● Work required
How many lines of the material below contain the string "Nasional"? Answer with the number and nothing else.
──────── Excerpted records ────────
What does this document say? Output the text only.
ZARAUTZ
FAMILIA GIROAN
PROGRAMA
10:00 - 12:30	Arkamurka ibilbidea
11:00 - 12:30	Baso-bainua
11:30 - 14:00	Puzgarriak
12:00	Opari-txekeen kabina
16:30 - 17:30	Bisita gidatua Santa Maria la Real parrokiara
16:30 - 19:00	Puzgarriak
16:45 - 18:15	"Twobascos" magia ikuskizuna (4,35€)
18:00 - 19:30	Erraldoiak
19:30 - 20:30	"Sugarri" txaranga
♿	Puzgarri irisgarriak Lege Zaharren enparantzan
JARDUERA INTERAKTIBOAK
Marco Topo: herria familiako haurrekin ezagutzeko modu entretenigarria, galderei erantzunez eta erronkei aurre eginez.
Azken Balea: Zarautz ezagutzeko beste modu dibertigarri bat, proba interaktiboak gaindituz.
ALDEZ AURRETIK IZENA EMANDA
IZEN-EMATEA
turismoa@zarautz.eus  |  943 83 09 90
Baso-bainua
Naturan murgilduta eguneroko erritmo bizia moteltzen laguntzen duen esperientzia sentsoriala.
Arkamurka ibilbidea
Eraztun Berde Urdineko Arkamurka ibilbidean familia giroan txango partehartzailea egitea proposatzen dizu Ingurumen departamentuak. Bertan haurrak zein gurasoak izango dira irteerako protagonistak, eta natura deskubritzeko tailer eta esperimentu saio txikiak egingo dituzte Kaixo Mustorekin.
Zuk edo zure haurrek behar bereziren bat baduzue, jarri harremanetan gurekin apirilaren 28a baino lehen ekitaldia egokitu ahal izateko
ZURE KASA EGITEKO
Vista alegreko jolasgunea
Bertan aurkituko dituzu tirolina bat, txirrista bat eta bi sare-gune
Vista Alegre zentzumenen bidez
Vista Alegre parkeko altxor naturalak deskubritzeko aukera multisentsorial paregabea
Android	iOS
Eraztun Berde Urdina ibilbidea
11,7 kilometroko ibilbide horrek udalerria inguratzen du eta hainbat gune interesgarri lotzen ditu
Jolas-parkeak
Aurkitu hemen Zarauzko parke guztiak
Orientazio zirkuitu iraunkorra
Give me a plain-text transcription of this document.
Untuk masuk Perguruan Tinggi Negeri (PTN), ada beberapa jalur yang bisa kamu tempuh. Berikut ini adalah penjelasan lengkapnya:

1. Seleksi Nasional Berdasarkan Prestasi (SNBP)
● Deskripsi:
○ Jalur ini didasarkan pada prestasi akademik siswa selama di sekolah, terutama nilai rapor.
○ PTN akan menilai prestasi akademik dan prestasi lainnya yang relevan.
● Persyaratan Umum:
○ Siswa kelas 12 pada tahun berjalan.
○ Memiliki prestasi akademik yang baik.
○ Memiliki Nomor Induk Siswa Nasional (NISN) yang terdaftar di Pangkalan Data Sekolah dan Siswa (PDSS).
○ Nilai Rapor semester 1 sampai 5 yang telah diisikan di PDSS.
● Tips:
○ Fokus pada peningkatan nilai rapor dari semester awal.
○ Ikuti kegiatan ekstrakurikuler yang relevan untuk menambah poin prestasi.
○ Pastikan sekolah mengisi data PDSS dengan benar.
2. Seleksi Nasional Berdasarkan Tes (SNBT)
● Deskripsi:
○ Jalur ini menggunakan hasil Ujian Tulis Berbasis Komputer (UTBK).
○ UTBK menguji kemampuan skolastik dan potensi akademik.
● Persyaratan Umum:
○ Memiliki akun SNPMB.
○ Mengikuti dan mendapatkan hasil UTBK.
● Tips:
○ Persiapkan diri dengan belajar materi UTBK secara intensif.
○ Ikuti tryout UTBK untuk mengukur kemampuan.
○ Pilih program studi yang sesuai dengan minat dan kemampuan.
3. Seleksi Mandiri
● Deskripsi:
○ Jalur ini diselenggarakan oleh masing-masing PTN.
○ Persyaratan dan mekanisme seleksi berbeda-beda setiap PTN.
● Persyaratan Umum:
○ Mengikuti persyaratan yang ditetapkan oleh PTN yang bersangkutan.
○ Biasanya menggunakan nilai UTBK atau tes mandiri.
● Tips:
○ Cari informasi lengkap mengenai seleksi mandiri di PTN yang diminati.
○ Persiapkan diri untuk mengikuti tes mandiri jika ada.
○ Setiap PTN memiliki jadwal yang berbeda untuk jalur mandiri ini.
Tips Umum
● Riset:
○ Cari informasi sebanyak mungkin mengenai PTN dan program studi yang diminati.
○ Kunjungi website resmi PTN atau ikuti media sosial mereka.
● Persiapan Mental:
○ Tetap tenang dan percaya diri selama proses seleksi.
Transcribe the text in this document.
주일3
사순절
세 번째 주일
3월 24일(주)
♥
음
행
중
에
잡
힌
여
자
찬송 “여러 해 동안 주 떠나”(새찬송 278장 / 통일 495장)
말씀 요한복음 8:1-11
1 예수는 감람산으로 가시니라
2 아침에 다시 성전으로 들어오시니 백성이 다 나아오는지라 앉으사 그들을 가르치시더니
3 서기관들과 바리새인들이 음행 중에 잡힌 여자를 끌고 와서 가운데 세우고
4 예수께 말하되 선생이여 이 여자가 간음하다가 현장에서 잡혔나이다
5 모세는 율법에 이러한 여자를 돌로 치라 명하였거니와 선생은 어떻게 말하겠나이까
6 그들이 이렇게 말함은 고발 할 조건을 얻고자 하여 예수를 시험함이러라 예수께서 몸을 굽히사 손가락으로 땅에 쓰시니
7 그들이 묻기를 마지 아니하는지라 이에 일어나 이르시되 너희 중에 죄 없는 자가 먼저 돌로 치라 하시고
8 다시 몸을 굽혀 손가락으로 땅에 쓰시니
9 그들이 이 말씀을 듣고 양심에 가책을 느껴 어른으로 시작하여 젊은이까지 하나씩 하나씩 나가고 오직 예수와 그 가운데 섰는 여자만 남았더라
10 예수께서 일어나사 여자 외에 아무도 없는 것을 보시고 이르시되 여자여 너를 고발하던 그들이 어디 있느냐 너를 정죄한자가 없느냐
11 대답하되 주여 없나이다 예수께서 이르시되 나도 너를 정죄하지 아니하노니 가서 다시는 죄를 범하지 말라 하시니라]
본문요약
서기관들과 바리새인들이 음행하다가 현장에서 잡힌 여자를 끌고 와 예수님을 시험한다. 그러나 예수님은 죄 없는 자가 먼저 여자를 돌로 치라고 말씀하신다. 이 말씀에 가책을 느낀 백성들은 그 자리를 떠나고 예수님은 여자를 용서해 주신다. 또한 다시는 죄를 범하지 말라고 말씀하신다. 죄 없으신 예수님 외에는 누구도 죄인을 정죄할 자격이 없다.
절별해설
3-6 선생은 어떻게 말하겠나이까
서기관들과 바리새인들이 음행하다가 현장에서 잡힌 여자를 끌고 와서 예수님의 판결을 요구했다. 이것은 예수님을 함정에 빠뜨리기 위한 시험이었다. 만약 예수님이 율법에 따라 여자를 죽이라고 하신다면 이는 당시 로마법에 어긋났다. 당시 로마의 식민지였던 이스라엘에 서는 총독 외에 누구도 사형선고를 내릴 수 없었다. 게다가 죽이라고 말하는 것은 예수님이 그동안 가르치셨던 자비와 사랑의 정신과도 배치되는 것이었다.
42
────────
● Worked answer
3